§ **GIVEN INFORMATION**:
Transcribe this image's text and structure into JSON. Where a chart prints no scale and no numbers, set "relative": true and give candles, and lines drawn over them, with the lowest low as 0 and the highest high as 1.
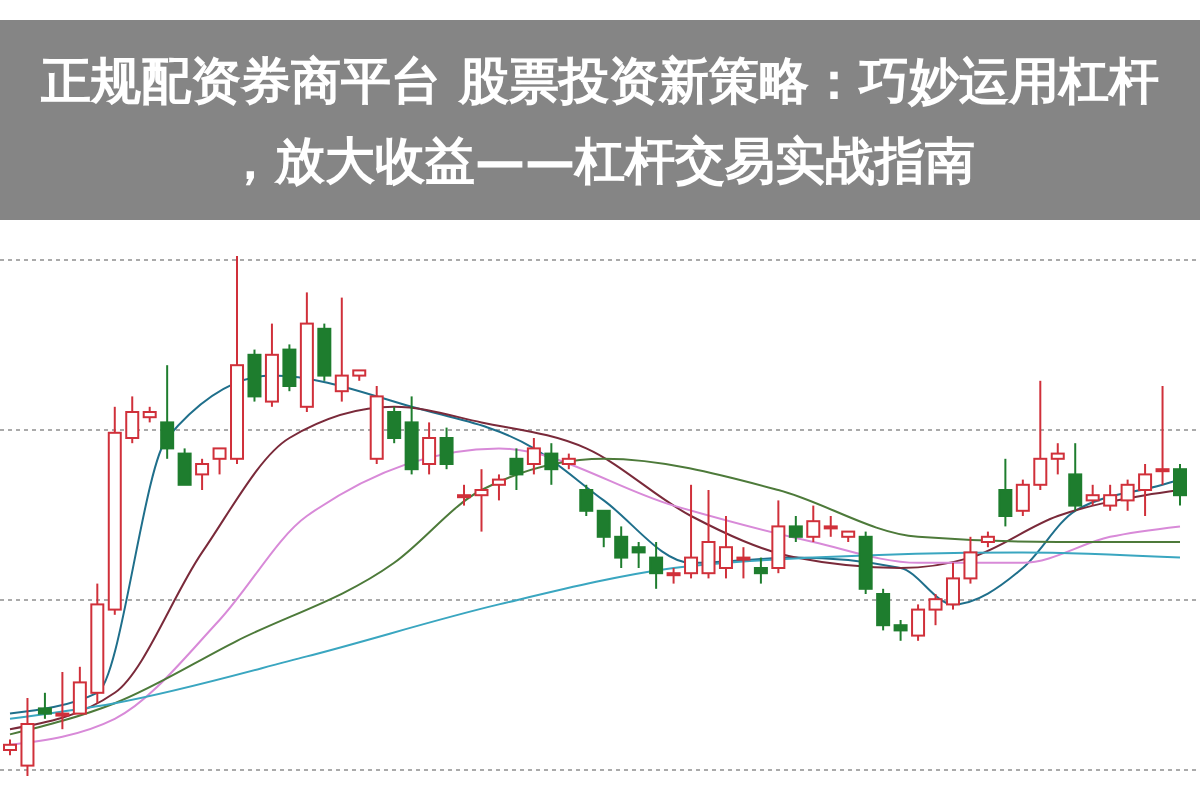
{
  "chart_data": {
    "type": "candlestick",
    "title": "正规配资券商平台 股票投资新策略：巧妙运用杠杆，放大收益——杠杆交易实战指南",
    "relative": true,
    "grid": true,
    "categories": [
      null,
      null,
      null,
      null,
      null,
      null,
      null,
      null,
      null,
      null,
      null,
      null,
      null,
      null,
      null,
      null,
      null,
      null,
      null,
      null,
      null,
      null,
      null,
      null,
      null,
      null,
      null,
      null,
      null,
      null,
      null,
      null,
      null,
      null,
      null,
      null,
      null,
      null,
      null,
      null,
      null,
      null,
      null,
      null,
      null,
      null,
      null,
      null,
      null,
      null,
      null,
      null,
      null,
      null,
      null,
      null,
      null,
      null,
      null,
      null,
      null,
      null,
      null,
      null,
      null,
      null,
      null,
      null
    ],
    "ohlc": [
      [
        0.05,
        0.07,
        0.04,
        0.06
      ],
      [
        0.02,
        0.15,
        0,
        0.1
      ],
      [
        0.13,
        0.16,
        0.11,
        0.12
      ],
      [
        0.12,
        0.2,
        0.09,
        0.12
      ],
      [
        0.12,
        0.21,
        0.12,
        0.18
      ],
      [
        0.16,
        0.37,
        0.14,
        0.33
      ],
      [
        0.32,
        0.71,
        0.31,
        0.66
      ],
      [
        0.65,
        0.73,
        0.64,
        0.7
      ],
      [
        0.69,
        0.71,
        0.68,
        0.7
      ],
      [
        0.68,
        0.79,
        0.61,
        0.63
      ],
      [
        0.62,
        0.63,
        0.56,
        0.56
      ],
      [
        0.58,
        0.61,
        0.55,
        0.6
      ],
      [
        0.61,
        0.63,
        0.58,
        0.63
      ],
      [
        0.61,
        1,
        0.6,
        0.79
      ],
      [
        0.81,
        0.82,
        0.72,
        0.73
      ],
      [
        0.72,
        0.87,
        0.71,
        0.81
      ],
      [
        0.82,
        0.83,
        0.74,
        0.75
      ],
      [
        0.71,
        0.93,
        0.7,
        0.87
      ],
      [
        0.86,
        0.87,
        0.76,
        0.77
      ],
      [
        0.74,
        0.92,
        0.72,
        0.77
      ],
      [
        0.77,
        0.78,
        0.76,
        0.78
      ],
      [
        0.61,
        0.75,
        0.6,
        0.73
      ],
      [
        0.7,
        0.71,
        0.64,
        0.65
      ],
      [
        0.68,
        0.73,
        0.58,
        0.59
      ],
      [
        0.6,
        0.68,
        0.58,
        0.65
      ],
      [
        0.65,
        0.67,
        0.59,
        0.6
      ],
      [
        0.54,
        0.56,
        0.52,
        0.54
      ],
      [
        0.54,
        0.59,
        0.47,
        0.55
      ],
      [
        0.56,
        0.58,
        0.53,
        0.57
      ],
      [
        0.61,
        0.63,
        0.55,
        0.58
      ],
      [
        0.6,
        0.65,
        0.58,
        0.63
      ],
      [
        0.62,
        0.64,
        0.56,
        0.59
      ],
      [
        0.6,
        0.62,
        0.59,
        0.61
      ],
      [
        0.55,
        0.56,
        0.5,
        0.51
      ],
      [
        0.51,
        0.51,
        0.44,
        0.46
      ],
      [
        0.46,
        0.48,
        0.4,
        0.42
      ],
      [
        0.44,
        0.45,
        0.4,
        0.43
      ],
      [
        0.42,
        0.45,
        0.36,
        0.39
      ],
      [
        0.39,
        0.4,
        0.37,
        0.39
      ],
      [
        0.39,
        0.56,
        0.38,
        0.42
      ],
      [
        0.39,
        0.55,
        0.38,
        0.45
      ],
      [
        0.4,
        0.5,
        0.38,
        0.44
      ],
      [
        0.42,
        0.44,
        0.38,
        0.42
      ],
      [
        0.4,
        0.42,
        0.37,
        0.39
      ],
      [
        0.4,
        0.53,
        0.39,
        0.48
      ],
      [
        0.48,
        0.5,
        0.45,
        0.46
      ],
      [
        0.46,
        0.52,
        0.45,
        0.49
      ],
      [
        0.48,
        0.5,
        0.46,
        0.48
      ],
      [
        0.46,
        0.47,
        0.45,
        0.47
      ],
      [
        0.46,
        0.47,
        0.35,
        0.36
      ],
      [
        0.35,
        0.36,
        0.28,
        0.29
      ],
      [
        0.29,
        0.3,
        0.26,
        0.28
      ],
      [
        0.27,
        0.33,
        0.26,
        0.32
      ],
      [
        0.32,
        0.35,
        0.29,
        0.34
      ],
      [
        0.33,
        0.41,
        0.32,
        0.38
      ],
      [
        0.38,
        0.46,
        0.37,
        0.43
      ],
      [
        0.45,
        0.47,
        0.44,
        0.46
      ],
      [
        0.55,
        0.61,
        0.48,
        0.5
      ],
      [
        0.51,
        0.57,
        0.5,
        0.56
      ],
      [
        0.56,
        0.76,
        0.55,
        0.61
      ],
      [
        0.61,
        0.64,
        0.58,
        0.62
      ],
      [
        0.58,
        0.64,
        0.51,
        0.52
      ],
      [
        0.53,
        0.56,
        0.52,
        0.54
      ],
      [
        0.52,
        0.56,
        0.51,
        0.54
      ],
      [
        0.53,
        0.57,
        0.51,
        0.56
      ],
      [
        0.55,
        0.6,
        0.5,
        0.58
      ],
      [
        0.59,
        0.75,
        0.56,
        0.59
      ],
      [
        0.59,
        0.6,
        0.52,
        0.54
      ]
    ],
    "series": [
      {
        "type": "line",
        "color": "#1f6f8b",
        "values": [
          0.12,
          null,
          null,
          null,
          null,
          0.16,
          null,
          null,
          null,
          0.65,
          null,
          null,
          null,
          null,
          null,
          0.77,
          null,
          null,
          null,
          null,
          null,
          null,
          null,
          0.71,
          null,
          null,
          null,
          null,
          null,
          null,
          0.63,
          null,
          null,
          null,
          0.53,
          null,
          null,
          null,
          null,
          0.41,
          null,
          null,
          null,
          null,
          null,
          0.42,
          null,
          null,
          null,
          null,
          null,
          0.4,
          null,
          null,
          0.33,
          null,
          null,
          null,
          0.4,
          null,
          null,
          0.51,
          null,
          null,
          null,
          null,
          0.56,
          0.57
        ]
      },
      {
        "type": "line",
        "color": "#7a2a3a",
        "values": [
          0.09,
          null,
          null,
          null,
          null,
          null,
          0.16,
          null,
          null,
          null,
          null,
          0.43,
          null,
          null,
          null,
          null,
          0.65,
          null,
          null,
          null,
          null,
          null,
          0.71,
          null,
          null,
          null,
          null,
          0.68,
          null,
          null,
          null,
          null,
          null,
          0.63,
          null,
          null,
          null,
          null,
          null,
          0.5,
          null,
          null,
          null,
          null,
          null,
          0.42,
          null,
          null,
          null,
          null,
          null,
          0.4,
          null,
          null,
          null,
          0.42,
          null,
          null,
          null,
          null,
          0.5,
          null,
          null,
          null,
          null,
          0.54,
          null,
          0.55
        ]
      },
      {
        "type": "line",
        "color": "#d88ad8",
        "values": [
          0.06,
          null,
          null,
          null,
          null,
          null,
          0.11,
          null,
          null,
          null,
          null,
          null,
          0.3,
          null,
          null,
          null,
          null,
          0.5,
          null,
          null,
          null,
          null,
          null,
          null,
          null,
          null,
          null,
          null,
          0.63,
          null,
          null,
          null,
          null,
          null,
          null,
          null,
          null,
          null,
          0.52,
          null,
          null,
          null,
          null,
          null,
          null,
          null,
          0.45,
          null,
          null,
          null,
          null,
          null,
          0.41,
          null,
          null,
          null,
          null,
          null,
          0.41,
          null,
          null,
          null,
          null,
          0.46,
          null,
          null,
          null,
          0.48
        ]
      },
      {
        "type": "line",
        "color": "#4d7a3a",
        "values": [
          0.08,
          null,
          null,
          null,
          null,
          null,
          0.14,
          null,
          null,
          null,
          null,
          null,
          null,
          0.26,
          null,
          null,
          null,
          null,
          null,
          null,
          null,
          null,
          0.41,
          null,
          null,
          null,
          null,
          0.55,
          null,
          null,
          null,
          null,
          null,
          null,
          0.61,
          null,
          null,
          null,
          null,
          null,
          null,
          null,
          null,
          null,
          0.55,
          null,
          null,
          null,
          null,
          null,
          null,
          null,
          0.46,
          null,
          null,
          null,
          null,
          null,
          null,
          null,
          0.45,
          null,
          null,
          null,
          null,
          null,
          null,
          0.45
        ]
      },
      {
        "type": "line",
        "color": "#3aa6c0",
        "values": [
          0.11,
          null,
          null,
          null,
          null,
          null,
          0.14,
          null,
          null,
          null,
          null,
          null,
          null,
          null,
          null,
          null,
          null,
          0.23,
          null,
          null,
          null,
          null,
          null,
          null,
          null,
          null,
          null,
          null,
          0.33,
          null,
          null,
          null,
          null,
          null,
          null,
          null,
          null,
          null,
          0.4,
          null,
          null,
          null,
          null,
          null,
          null,
          null,
          0.42,
          null,
          null,
          null,
          null,
          null,
          null,
          null,
          null,
          null,
          null,
          null,
          0.43,
          null,
          null,
          null,
          null,
          null,
          null,
          null,
          null,
          0.42
        ]
      }
    ]
  }
}
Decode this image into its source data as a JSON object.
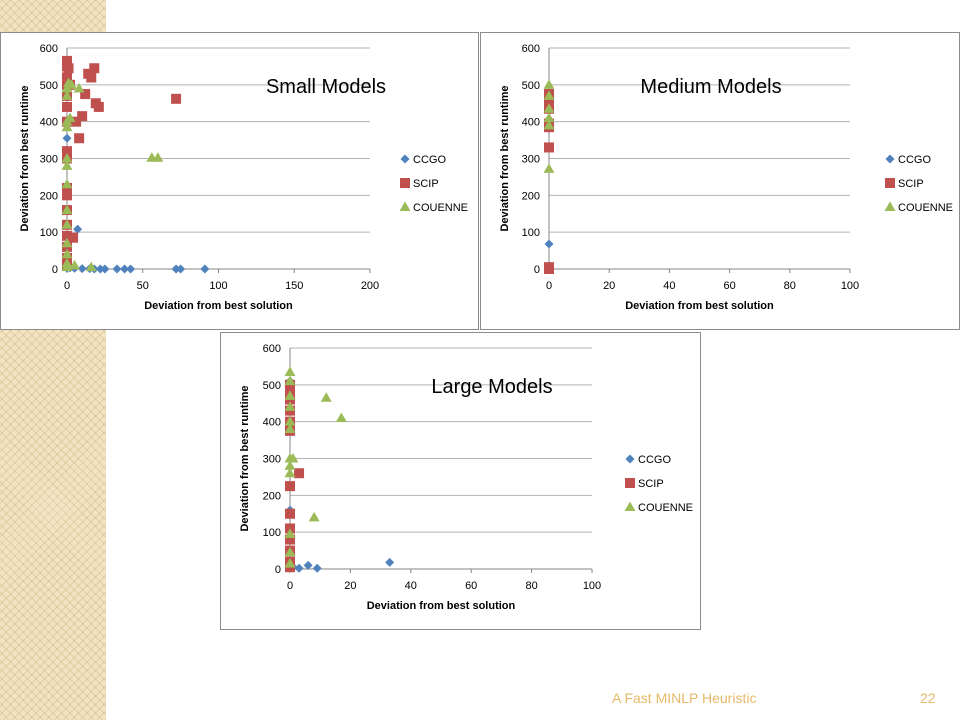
{
  "footer": {
    "title": "A Fast MINLP Heuristic",
    "page": "22"
  },
  "colors": {
    "CCGO": "#4f81bd",
    "SCIP": "#c0504d",
    "COUENNE": "#9bbb59"
  },
  "chart_data": [
    {
      "type": "scatter",
      "title": "Small Models",
      "xlabel": "Deviation from best solution",
      "ylabel": "Deviation from best runtime",
      "xlim": [
        0,
        200
      ],
      "ylim": [
        0,
        600
      ],
      "xticks": [
        "0",
        "50",
        "100",
        "150",
        "200"
      ],
      "yticks": [
        "0",
        "100",
        "200",
        "300",
        "400",
        "500",
        "600"
      ],
      "grid": "horizontal",
      "legend": "right",
      "series": [
        {
          "name": "CCGO",
          "marker": "diamond",
          "points": [
            [
              0,
              355
            ],
            [
              0,
              10
            ],
            [
              0,
              2
            ],
            [
              7,
              108
            ],
            [
              2,
              3
            ],
            [
              5,
              2
            ],
            [
              10,
              1
            ],
            [
              15,
              1
            ],
            [
              18,
              0
            ],
            [
              22,
              0
            ],
            [
              25,
              0
            ],
            [
              33,
              0
            ],
            [
              38,
              0
            ],
            [
              42,
              0
            ],
            [
              72,
              0
            ],
            [
              75,
              0
            ],
            [
              91,
              0
            ]
          ]
        },
        {
          "name": "SCIP",
          "marker": "square",
          "points": [
            [
              0,
              565
            ],
            [
              0,
              550
            ],
            [
              0,
              520
            ],
            [
              0,
              500
            ],
            [
              0,
              470
            ],
            [
              0,
              440
            ],
            [
              0,
              400
            ],
            [
              0,
              320
            ],
            [
              0,
              300
            ],
            [
              0,
              220
            ],
            [
              0,
              200
            ],
            [
              0,
              160
            ],
            [
              0,
              120
            ],
            [
              0,
              90
            ],
            [
              0,
              60
            ],
            [
              0,
              30
            ],
            [
              0,
              10
            ],
            [
              1,
              545
            ],
            [
              2,
              500
            ],
            [
              4,
              85
            ],
            [
              6,
              400
            ],
            [
              8,
              355
            ],
            [
              10,
              415
            ],
            [
              12,
              475
            ],
            [
              14,
              530
            ],
            [
              16,
              520
            ],
            [
              18,
              545
            ],
            [
              19,
              450
            ],
            [
              21,
              440
            ],
            [
              72,
              462
            ]
          ]
        },
        {
          "name": "COUENNE",
          "marker": "triangle",
          "points": [
            [
              0,
              490
            ],
            [
              0,
              470
            ],
            [
              0,
              400
            ],
            [
              0,
              385
            ],
            [
              0,
              300
            ],
            [
              0,
              280
            ],
            [
              0,
              230
            ],
            [
              0,
              160
            ],
            [
              0,
              120
            ],
            [
              0,
              70
            ],
            [
              0,
              40
            ],
            [
              0,
              15
            ],
            [
              0,
              5
            ],
            [
              1,
              505
            ],
            [
              2,
              410
            ],
            [
              3,
              500
            ],
            [
              5,
              10
            ],
            [
              8,
              490
            ],
            [
              16,
              5
            ],
            [
              56,
              302
            ],
            [
              60,
              302
            ]
          ]
        }
      ]
    },
    {
      "type": "scatter",
      "title": "Medium Models",
      "xlabel": "Deviation from best solution",
      "ylabel": "Deviation from best runtime",
      "xlim": [
        0,
        100
      ],
      "ylim": [
        0,
        600
      ],
      "xticks": [
        "0",
        "20",
        "40",
        "60",
        "80",
        "100"
      ],
      "yticks": [
        "0",
        "100",
        "200",
        "300",
        "400",
        "500",
        "600"
      ],
      "grid": "horizontal",
      "legend": "right",
      "series": [
        {
          "name": "CCGO",
          "marker": "diamond",
          "points": [
            [
              0,
              68
            ],
            [
              0,
              8
            ],
            [
              0,
              2
            ]
          ]
        },
        {
          "name": "SCIP",
          "marker": "square",
          "points": [
            [
              0,
              475
            ],
            [
              0,
              460
            ],
            [
              0,
              450
            ],
            [
              0,
              435
            ],
            [
              0,
              395
            ],
            [
              0,
              385
            ],
            [
              0,
              330
            ],
            [
              0,
              5
            ],
            [
              0,
              0
            ]
          ]
        },
        {
          "name": "COUENNE",
          "marker": "triangle",
          "points": [
            [
              0,
              500
            ],
            [
              0,
              470
            ],
            [
              0,
              435
            ],
            [
              0,
              410
            ],
            [
              0,
              390
            ],
            [
              0,
              272
            ]
          ]
        }
      ]
    },
    {
      "type": "scatter",
      "title": "Large Models",
      "xlabel": "Deviation from best solution",
      "ylabel": "Deviation from best runtime",
      "xlim": [
        0,
        100
      ],
      "ylim": [
        0,
        600
      ],
      "xticks": [
        "0",
        "20",
        "40",
        "60",
        "80",
        "100"
      ],
      "yticks": [
        "0",
        "100",
        "200",
        "300",
        "400",
        "500",
        "600"
      ],
      "grid": "horizontal",
      "legend": "right",
      "series": [
        {
          "name": "CCGO",
          "marker": "diamond",
          "points": [
            [
              0,
              510
            ],
            [
              0,
              160
            ],
            [
              0,
              20
            ],
            [
              1,
              5
            ],
            [
              3,
              2
            ],
            [
              6,
              10
            ],
            [
              9,
              2
            ],
            [
              33,
              18
            ]
          ]
        },
        {
          "name": "SCIP",
          "marker": "square",
          "points": [
            [
              0,
              500
            ],
            [
              0,
              480
            ],
            [
              0,
              460
            ],
            [
              0,
              430
            ],
            [
              0,
              400
            ],
            [
              0,
              375
            ],
            [
              0,
              225
            ],
            [
              0,
              150
            ],
            [
              0,
              110
            ],
            [
              0,
              80
            ],
            [
              0,
              50
            ],
            [
              0,
              20
            ],
            [
              0,
              5
            ],
            [
              3,
              260
            ]
          ]
        },
        {
          "name": "COUENNE",
          "marker": "triangle",
          "points": [
            [
              0,
              535
            ],
            [
              0,
              510
            ],
            [
              0,
              470
            ],
            [
              0,
              440
            ],
            [
              0,
              400
            ],
            [
              0,
              380
            ],
            [
              0,
              300
            ],
            [
              0,
              280
            ],
            [
              0,
              260
            ],
            [
              0,
              95
            ],
            [
              0,
              45
            ],
            [
              0,
              15
            ],
            [
              1,
              300
            ],
            [
              8,
              140
            ],
            [
              12,
              465
            ],
            [
              17,
              410
            ]
          ]
        }
      ]
    }
  ]
}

§ **TASK GOAL**: Pick each line holding the word "image" out of the data and copy it.

§ **WORKED SOLUTION**:
Transcribe this image's text and structure into JSON. Where a chart prints no scale and no numbers, set "relative": true and give candles, and lines drawn over them, with the lowest low as 0 and the highest high as 1.
Decode this image into its source data as a JSON object.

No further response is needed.